### TASK INSTRUCTIONS
Tally up the lines that include "cavity" and state that number by itself.

#### RECORDS SHOWN

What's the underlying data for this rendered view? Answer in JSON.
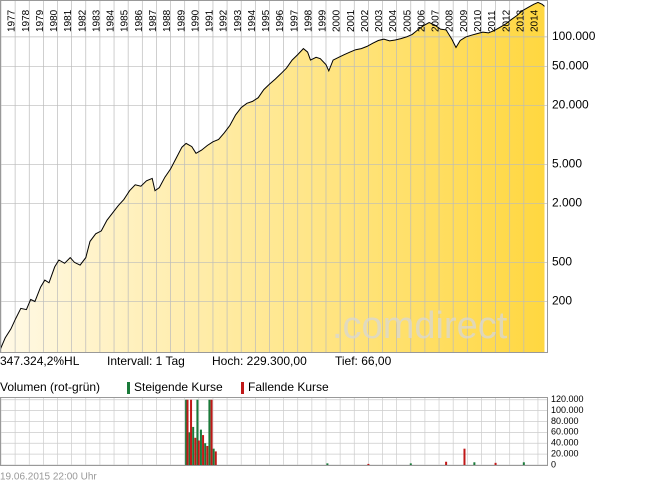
{
  "chart_data": [
    {
      "type": "line",
      "annotations": [
        "347.324,2%HL",
        "Intervall: 1 Tag",
        "Hoch: 229.300,00",
        "Tief: 66,00"
      ],
      "watermark": ".comdirect",
      "color": "#000000",
      "log_scale": true,
      "grid": true,
      "xlim": [
        1976.93,
        2015.64
      ],
      "xticks": [
        1977,
        1978,
        1979,
        1980,
        1981,
        1982,
        1983,
        1984,
        1985,
        1986,
        1987,
        1988,
        1989,
        1990,
        1991,
        1992,
        1993,
        1994,
        1995,
        1996,
        1997,
        1998,
        1999,
        2000,
        2001,
        2002,
        2003,
        2004,
        2005,
        2006,
        2007,
        2008,
        2009,
        2010,
        2011,
        2012,
        2013,
        2014
      ],
      "ylim": [
        61,
        238000
      ],
      "yticks": [
        {
          "value": 100000,
          "label": "100.000"
        },
        {
          "value": 50000,
          "label": "50.000"
        },
        {
          "value": 20000,
          "label": "20.000"
        },
        {
          "value": 5000,
          "label": "5.000"
        },
        {
          "value": 2000,
          "label": "2.000"
        },
        500,
        200
      ],
      "x": [
        1976.95,
        1977.3,
        1977.7,
        1978.0,
        1978.4,
        1978.8,
        1979.1,
        1979.4,
        1979.8,
        1980.1,
        1980.4,
        1980.8,
        1981.1,
        1981.5,
        1981.9,
        1982.2,
        1982.6,
        1983.0,
        1983.3,
        1983.7,
        1984.1,
        1984.5,
        1984.9,
        1985.3,
        1985.7,
        1986.1,
        1986.5,
        1986.9,
        1987.3,
        1987.7,
        1987.9,
        1988.2,
        1988.6,
        1989.0,
        1989.4,
        1989.8,
        1990.1,
        1990.5,
        1990.8,
        1991.2,
        1991.6,
        1992.0,
        1992.4,
        1992.8,
        1993.2,
        1993.6,
        1994.0,
        1994.4,
        1994.8,
        1995.2,
        1995.6,
        1996.0,
        1996.4,
        1996.8,
        1997.2,
        1997.6,
        1998.0,
        1998.4,
        1998.7,
        1998.9,
        1999.3,
        1999.6,
        2000.0,
        2000.2,
        2000.5,
        2000.9,
        2001.3,
        2001.7,
        2002.1,
        2002.5,
        2002.9,
        2003.3,
        2003.7,
        2004.1,
        2004.5,
        2004.9,
        2005.3,
        2005.7,
        2006.1,
        2006.5,
        2006.9,
        2007.3,
        2007.7,
        2008.1,
        2008.5,
        2008.9,
        2009.2,
        2009.5,
        2009.9,
        2010.3,
        2010.7,
        2011.1,
        2011.5,
        2011.9,
        2012.3,
        2012.7,
        2013.1,
        2013.5,
        2013.9,
        2014.3,
        2014.7,
        2015.0,
        2015.3,
        2015.46
      ],
      "values": [
        65,
        85,
        105,
        130,
        170,
        165,
        210,
        200,
        280,
        330,
        310,
        450,
        530,
        490,
        560,
        500,
        470,
        560,
        820,
        980,
        1050,
        1350,
        1600,
        1900,
        2200,
        2700,
        3100,
        3000,
        3400,
        3600,
        2700,
        2900,
        3700,
        4500,
        5800,
        7500,
        8200,
        7600,
        6500,
        7000,
        7800,
        8500,
        9000,
        10500,
        12500,
        16000,
        19000,
        21000,
        22000,
        24000,
        29000,
        33000,
        37000,
        42000,
        48000,
        58000,
        66000,
        76000,
        70000,
        58000,
        62000,
        60000,
        52000,
        45000,
        58000,
        62000,
        66000,
        70000,
        74000,
        76000,
        80000,
        86000,
        92000,
        95000,
        91000,
        93000,
        96000,
        100000,
        106000,
        118000,
        130000,
        140000,
        132000,
        120000,
        118000,
        95000,
        78000,
        92000,
        100000,
        104000,
        108000,
        112000,
        110000,
        116000,
        125000,
        135000,
        150000,
        165000,
        185000,
        200000,
        215000,
        225000,
        215000,
        205000
      ]
    },
    {
      "type": "bar",
      "title": "Volumen (rot-grün)",
      "footnote": "19.06.2015 22:00 Uhr",
      "grid": true,
      "xlim": [
        1976.93,
        2015.64
      ],
      "ylim": [
        0,
        125000
      ],
      "yticks": [
        {
          "value": 120000,
          "label": "120.000"
        },
        {
          "value": 100000,
          "label": "100.000"
        },
        {
          "value": 80000,
          "label": "80.000"
        },
        {
          "value": 60000,
          "label": "60.000"
        },
        {
          "value": 40000,
          "label": "40.000"
        },
        {
          "value": 20000,
          "label": "20.000"
        },
        0
      ],
      "x": [
        1990.1,
        1990.2,
        1990.35,
        1990.45,
        1990.6,
        1990.75,
        1990.9,
        1991.0,
        1991.15,
        1991.3,
        1991.45,
        1991.6,
        1991.75,
        1991.9,
        1992.05,
        1992.2,
        2000.1,
        2003.0,
        2006.0,
        2008.5,
        2009.8,
        2010.5,
        2012.0,
        2014.0
      ],
      "series": [
        {
          "name": "Steigende Kurse",
          "color": "#1a7a3a",
          "values": [
            120000,
            null,
            60000,
            null,
            70000,
            null,
            120000,
            null,
            65000,
            null,
            40000,
            null,
            120000,
            null,
            30000,
            null,
            3000,
            null,
            3000,
            null,
            null,
            5000,
            null,
            5000
          ]
        },
        {
          "name": "Fallende Kurse",
          "color": "#c01818",
          "values": [
            null,
            120000,
            null,
            120000,
            null,
            50000,
            null,
            45000,
            null,
            55000,
            null,
            35000,
            null,
            120000,
            null,
            25000,
            null,
            2000,
            null,
            6000,
            30000,
            null,
            4000,
            null
          ]
        }
      ]
    }
  ]
}
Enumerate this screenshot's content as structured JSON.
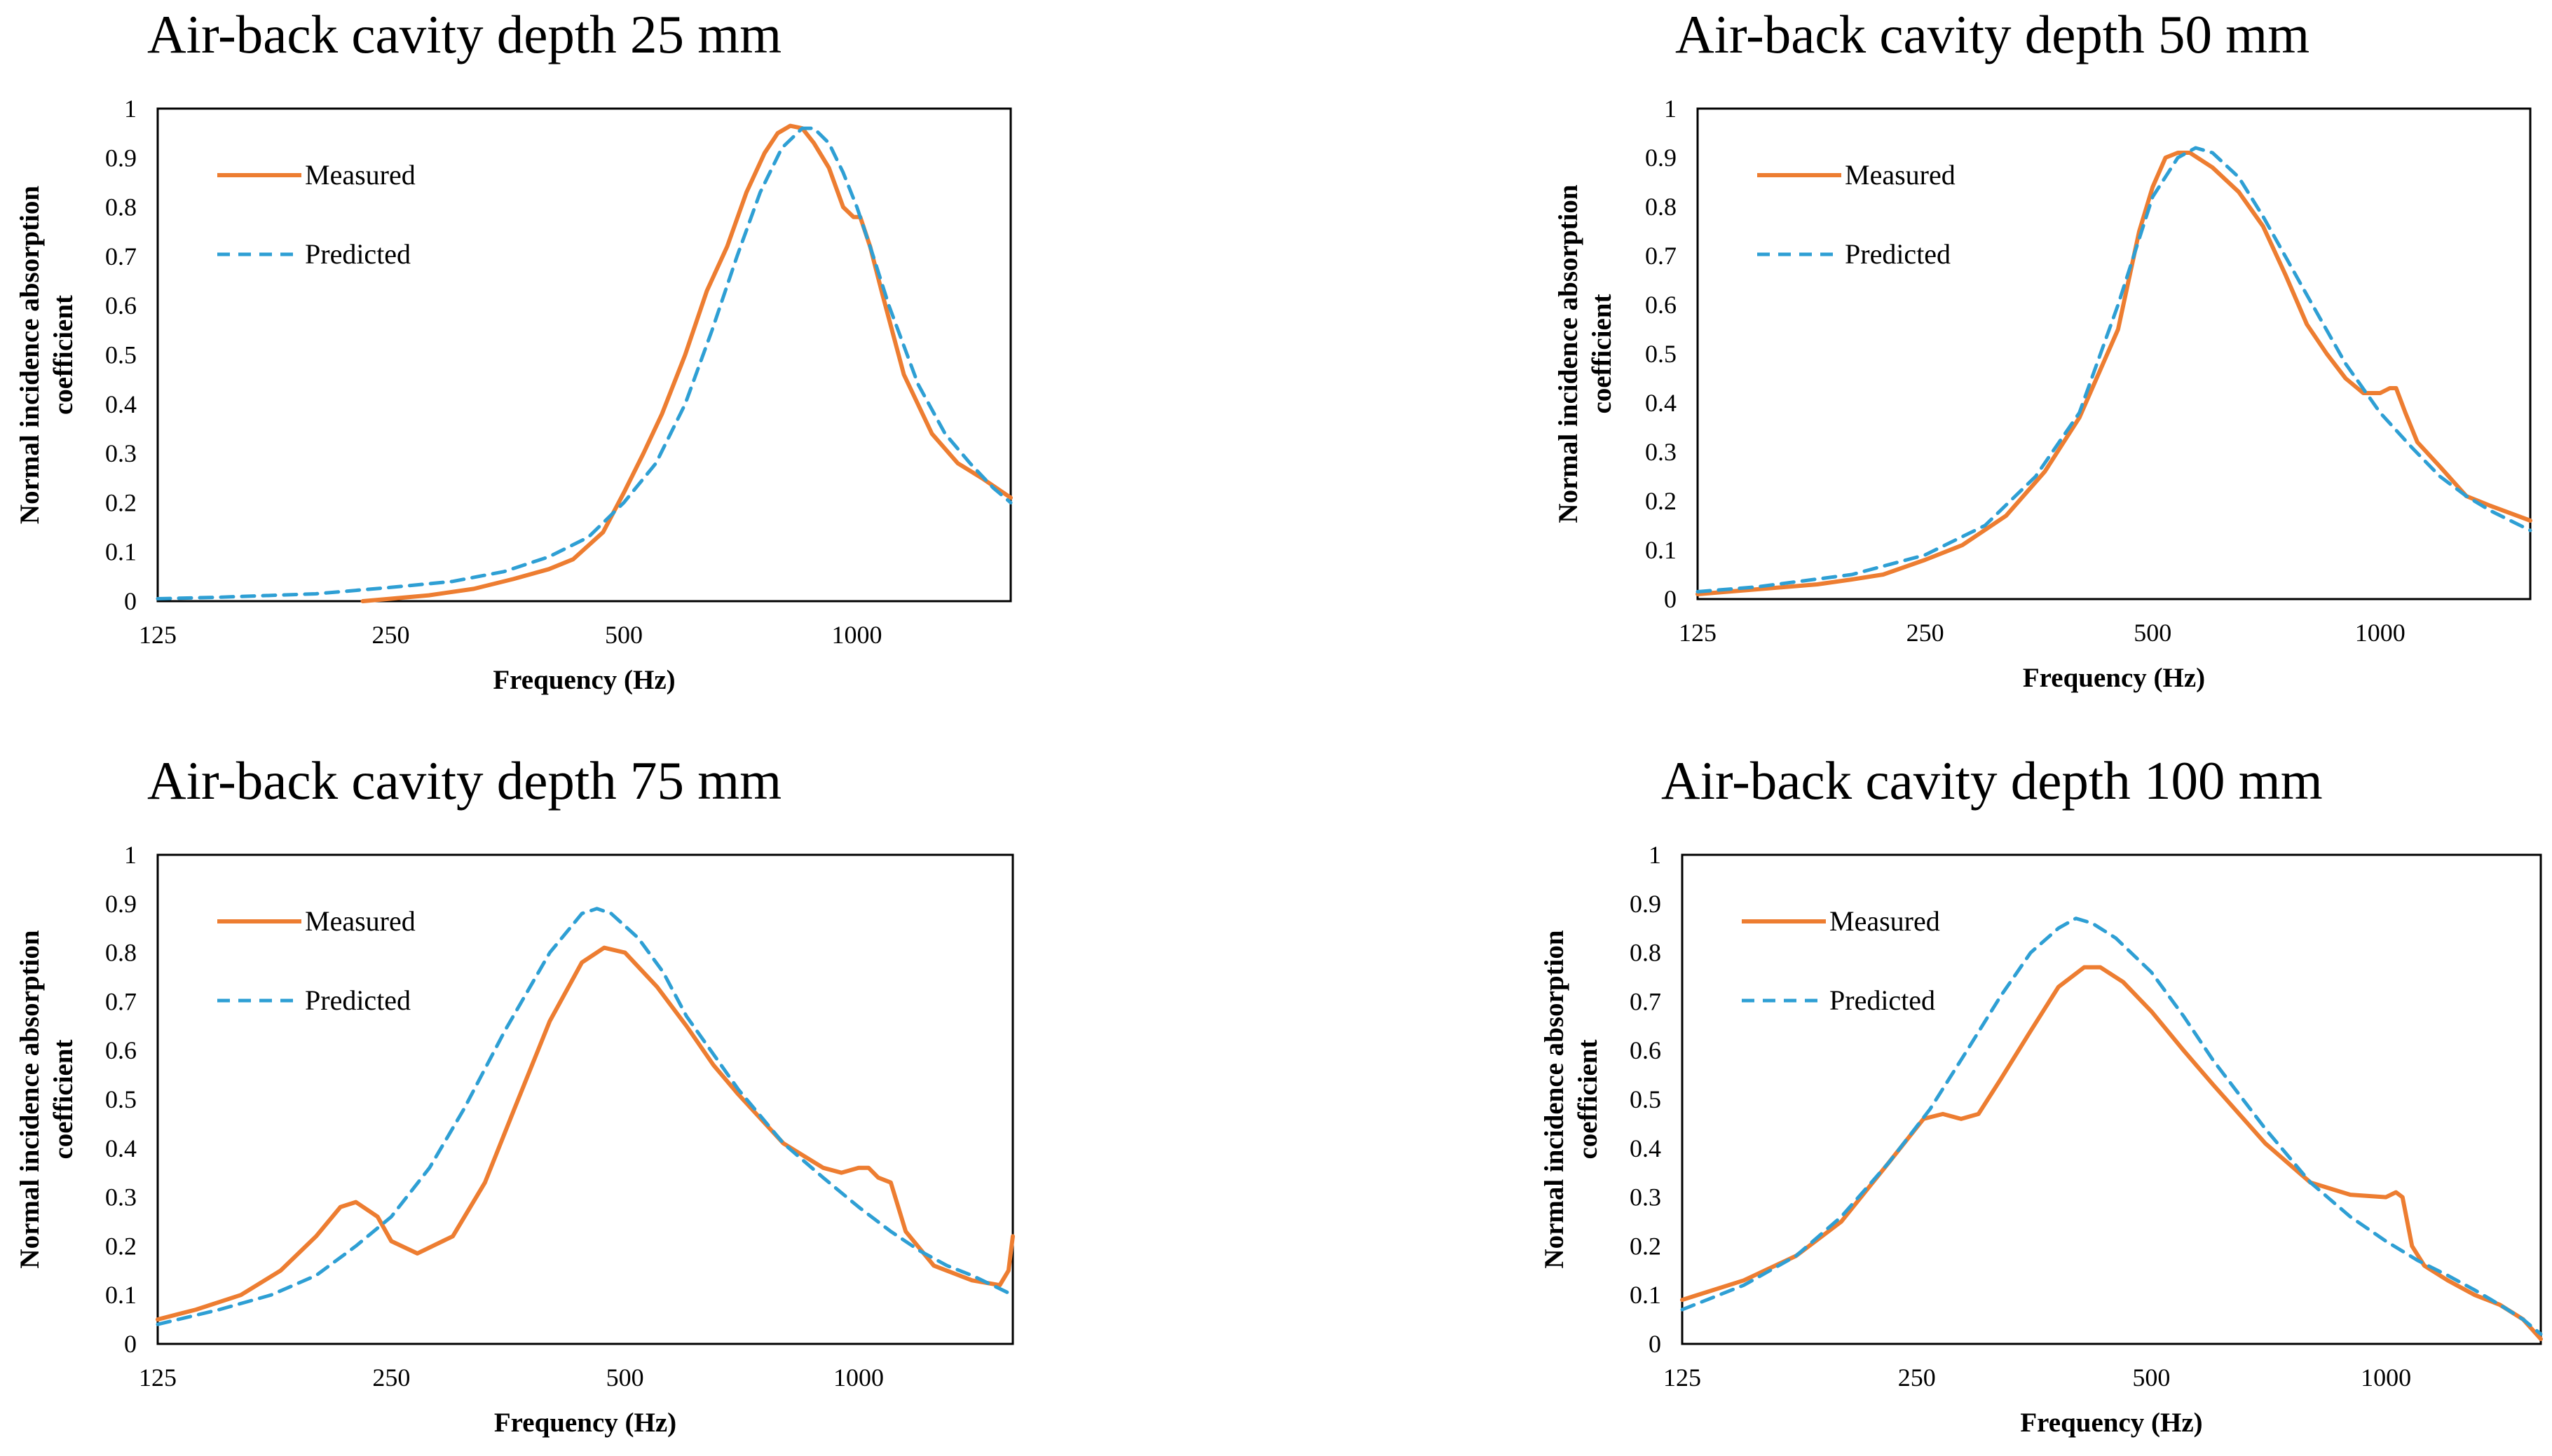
{
  "colors": {
    "measured": "#ED7D31",
    "predicted": "#2E9FD4",
    "axis": "#000000"
  },
  "chart_data": [
    {
      "type": "line",
      "title": "Air-back cavity depth 25 mm",
      "xlabel": "Frequency (Hz)",
      "ylabel": [
        "Normal incidence absorption",
        "coefficient"
      ],
      "xscale": "log",
      "xlim": [
        125,
        1580
      ],
      "ylim": [
        0,
        1
      ],
      "xticks": [
        125,
        250,
        500,
        1000
      ],
      "xtick_labels": [
        "125",
        "250",
        "500",
        "1000"
      ],
      "yticks": [
        0,
        0.1,
        0.2,
        0.3,
        0.4,
        0.5,
        0.6,
        0.7,
        0.8,
        0.9,
        1
      ],
      "ytick_labels": [
        "0",
        "0.1",
        "0.2",
        "0.3",
        "0.4",
        "0.5",
        "0.6",
        "0.7",
        "0.8",
        "0.9",
        "1"
      ],
      "legend_position": "top-left",
      "series": [
        {
          "name": "Measured",
          "style": "solid",
          "x": [
            230,
            250,
            280,
            320,
            360,
            400,
            430,
            470,
            500,
            530,
            560,
            600,
            640,
            680,
            720,
            760,
            790,
            820,
            850,
            880,
            920,
            960,
            990,
            1010,
            1040,
            1080,
            1150,
            1250,
            1350,
            1450,
            1580
          ],
          "y": [
            0,
            0.005,
            0.012,
            0.025,
            0.045,
            0.065,
            0.085,
            0.14,
            0.22,
            0.3,
            0.38,
            0.5,
            0.63,
            0.72,
            0.83,
            0.91,
            0.95,
            0.965,
            0.96,
            0.93,
            0.88,
            0.8,
            0.78,
            0.78,
            0.72,
            0.62,
            0.46,
            0.34,
            0.28,
            0.25,
            0.21
          ]
        },
        {
          "name": "Predicted",
          "style": "dashed",
          "x": [
            125,
            150,
            200,
            250,
            300,
            350,
            400,
            450,
            500,
            550,
            600,
            650,
            700,
            750,
            800,
            850,
            880,
            920,
            960,
            1000,
            1050,
            1100,
            1200,
            1300,
            1400,
            1500,
            1580
          ],
          "y": [
            0.005,
            0.008,
            0.015,
            0.028,
            0.04,
            0.06,
            0.09,
            0.13,
            0.2,
            0.28,
            0.4,
            0.55,
            0.7,
            0.83,
            0.92,
            0.96,
            0.96,
            0.93,
            0.87,
            0.8,
            0.7,
            0.6,
            0.44,
            0.34,
            0.28,
            0.23,
            0.2
          ]
        }
      ]
    },
    {
      "type": "line",
      "title": "Air-back cavity depth 50 mm",
      "xlabel": "Frequency (Hz)",
      "ylabel": [
        "Normal incidence absorption",
        "coefficient"
      ],
      "xscale": "log",
      "xlim": [
        125,
        1580
      ],
      "ylim": [
        0,
        1
      ],
      "xticks": [
        125,
        250,
        500,
        1000
      ],
      "xtick_labels": [
        "125",
        "250",
        "500",
        "1000"
      ],
      "yticks": [
        0,
        0.1,
        0.2,
        0.3,
        0.4,
        0.5,
        0.6,
        0.7,
        0.8,
        0.9,
        1
      ],
      "ytick_labels": [
        "0",
        "0.1",
        "0.2",
        "0.3",
        "0.4",
        "0.5",
        "0.6",
        "0.7",
        "0.8",
        "0.9",
        "1"
      ],
      "legend_position": "top-left",
      "series": [
        {
          "name": "Measured",
          "style": "solid",
          "x": [
            125,
            150,
            180,
            200,
            220,
            250,
            280,
            320,
            360,
            400,
            450,
            480,
            500,
            520,
            540,
            560,
            600,
            650,
            700,
            750,
            800,
            850,
            900,
            950,
            1000,
            1030,
            1050,
            1080,
            1120,
            1200,
            1300,
            1400,
            1580
          ],
          "y": [
            0.01,
            0.02,
            0.03,
            0.04,
            0.05,
            0.08,
            0.11,
            0.17,
            0.26,
            0.37,
            0.55,
            0.75,
            0.84,
            0.9,
            0.91,
            0.91,
            0.88,
            0.83,
            0.76,
            0.66,
            0.56,
            0.5,
            0.45,
            0.42,
            0.42,
            0.43,
            0.43,
            0.38,
            0.32,
            0.27,
            0.21,
            0.19,
            0.16
          ]
        },
        {
          "name": "Predicted",
          "style": "dashed",
          "x": [
            125,
            150,
            200,
            250,
            300,
            350,
            400,
            450,
            500,
            540,
            570,
            600,
            650,
            700,
            800,
            900,
            1000,
            1100,
            1200,
            1300,
            1400,
            1580
          ],
          "y": [
            0.015,
            0.025,
            0.05,
            0.09,
            0.15,
            0.25,
            0.38,
            0.6,
            0.82,
            0.9,
            0.92,
            0.91,
            0.86,
            0.78,
            0.62,
            0.48,
            0.38,
            0.31,
            0.25,
            0.21,
            0.18,
            0.14
          ]
        }
      ]
    },
    {
      "type": "line",
      "title": "Air-back cavity depth 75 mm",
      "xlabel": "Frequency (Hz)",
      "ylabel": [
        "Normal incidence absorption",
        "coefficient"
      ],
      "xscale": "log",
      "xlim": [
        125,
        1580
      ],
      "ylim": [
        0,
        1
      ],
      "xticks": [
        125,
        250,
        500,
        1000
      ],
      "xtick_labels": [
        "125",
        "250",
        "500",
        "1000"
      ],
      "yticks": [
        0,
        0.1,
        0.2,
        0.3,
        0.4,
        0.5,
        0.6,
        0.7,
        0.8,
        0.9,
        1
      ],
      "ytick_labels": [
        "0",
        "0.1",
        "0.2",
        "0.3",
        "0.4",
        "0.5",
        "0.6",
        "0.7",
        "0.8",
        "0.9",
        "1"
      ],
      "legend_position": "top-left",
      "series": [
        {
          "name": "Measured",
          "style": "solid",
          "x": [
            125,
            140,
            160,
            180,
            200,
            215,
            225,
            240,
            250,
            270,
            300,
            330,
            360,
            400,
            440,
            470,
            500,
            550,
            600,
            650,
            700,
            800,
            900,
            950,
            1000,
            1030,
            1060,
            1100,
            1150,
            1250,
            1400,
            1520,
            1560,
            1580
          ],
          "y": [
            0.05,
            0.07,
            0.1,
            0.15,
            0.22,
            0.28,
            0.29,
            0.26,
            0.21,
            0.185,
            0.22,
            0.33,
            0.48,
            0.66,
            0.78,
            0.81,
            0.8,
            0.73,
            0.65,
            0.57,
            0.51,
            0.41,
            0.36,
            0.35,
            0.36,
            0.36,
            0.34,
            0.33,
            0.23,
            0.16,
            0.13,
            0.12,
            0.15,
            0.22
          ]
        },
        {
          "name": "Predicted",
          "style": "dashed",
          "x": [
            125,
            150,
            175,
            200,
            225,
            250,
            280,
            310,
            350,
            400,
            440,
            460,
            480,
            520,
            560,
            600,
            700,
            800,
            900,
            1000,
            1100,
            1200,
            1300,
            1400,
            1580
          ],
          "y": [
            0.04,
            0.07,
            0.1,
            0.14,
            0.2,
            0.26,
            0.36,
            0.48,
            0.64,
            0.8,
            0.88,
            0.89,
            0.88,
            0.83,
            0.76,
            0.67,
            0.52,
            0.41,
            0.34,
            0.28,
            0.23,
            0.19,
            0.16,
            0.14,
            0.1
          ]
        }
      ]
    },
    {
      "type": "line",
      "title": "Air-back cavity depth 100 mm",
      "xlabel": "Frequency (Hz)",
      "ylabel": [
        "Normal incidence absorption",
        "coefficient"
      ],
      "xscale": "log",
      "xlim": [
        125,
        1580
      ],
      "ylim": [
        0,
        1
      ],
      "xticks": [
        125,
        250,
        500,
        1000
      ],
      "xtick_labels": [
        "125",
        "250",
        "500",
        "1000"
      ],
      "yticks": [
        0,
        0.1,
        0.2,
        0.3,
        0.4,
        0.5,
        0.6,
        0.7,
        0.8,
        0.9,
        1
      ],
      "ytick_labels": [
        "0",
        "0.1",
        "0.2",
        "0.3",
        "0.4",
        "0.5",
        "0.6",
        "0.7",
        "0.8",
        "0.9",
        "1"
      ],
      "legend_position": "top-left",
      "series": [
        {
          "name": "Measured",
          "style": "solid",
          "x": [
            125,
            150,
            175,
            200,
            230,
            255,
            270,
            285,
            300,
            320,
            350,
            380,
            410,
            430,
            460,
            500,
            550,
            600,
            700,
            800,
            900,
            1000,
            1030,
            1050,
            1080,
            1120,
            1200,
            1300,
            1400,
            1500,
            1580
          ],
          "y": [
            0.09,
            0.13,
            0.18,
            0.25,
            0.37,
            0.46,
            0.47,
            0.46,
            0.47,
            0.54,
            0.64,
            0.73,
            0.77,
            0.77,
            0.74,
            0.68,
            0.6,
            0.53,
            0.41,
            0.33,
            0.305,
            0.3,
            0.31,
            0.3,
            0.2,
            0.16,
            0.13,
            0.1,
            0.08,
            0.05,
            0.01
          ]
        },
        {
          "name": "Predicted",
          "style": "dashed",
          "x": [
            125,
            150,
            175,
            200,
            230,
            260,
            290,
            320,
            350,
            380,
            400,
            420,
            450,
            500,
            550,
            600,
            700,
            800,
            900,
            1000,
            1100,
            1200,
            1300,
            1400,
            1500,
            1580
          ],
          "y": [
            0.07,
            0.12,
            0.18,
            0.26,
            0.37,
            0.48,
            0.6,
            0.71,
            0.8,
            0.85,
            0.87,
            0.86,
            0.83,
            0.76,
            0.67,
            0.58,
            0.44,
            0.33,
            0.26,
            0.21,
            0.17,
            0.14,
            0.11,
            0.08,
            0.05,
            0.02
          ]
        }
      ]
    }
  ]
}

########

### RESPONSE BELOW
4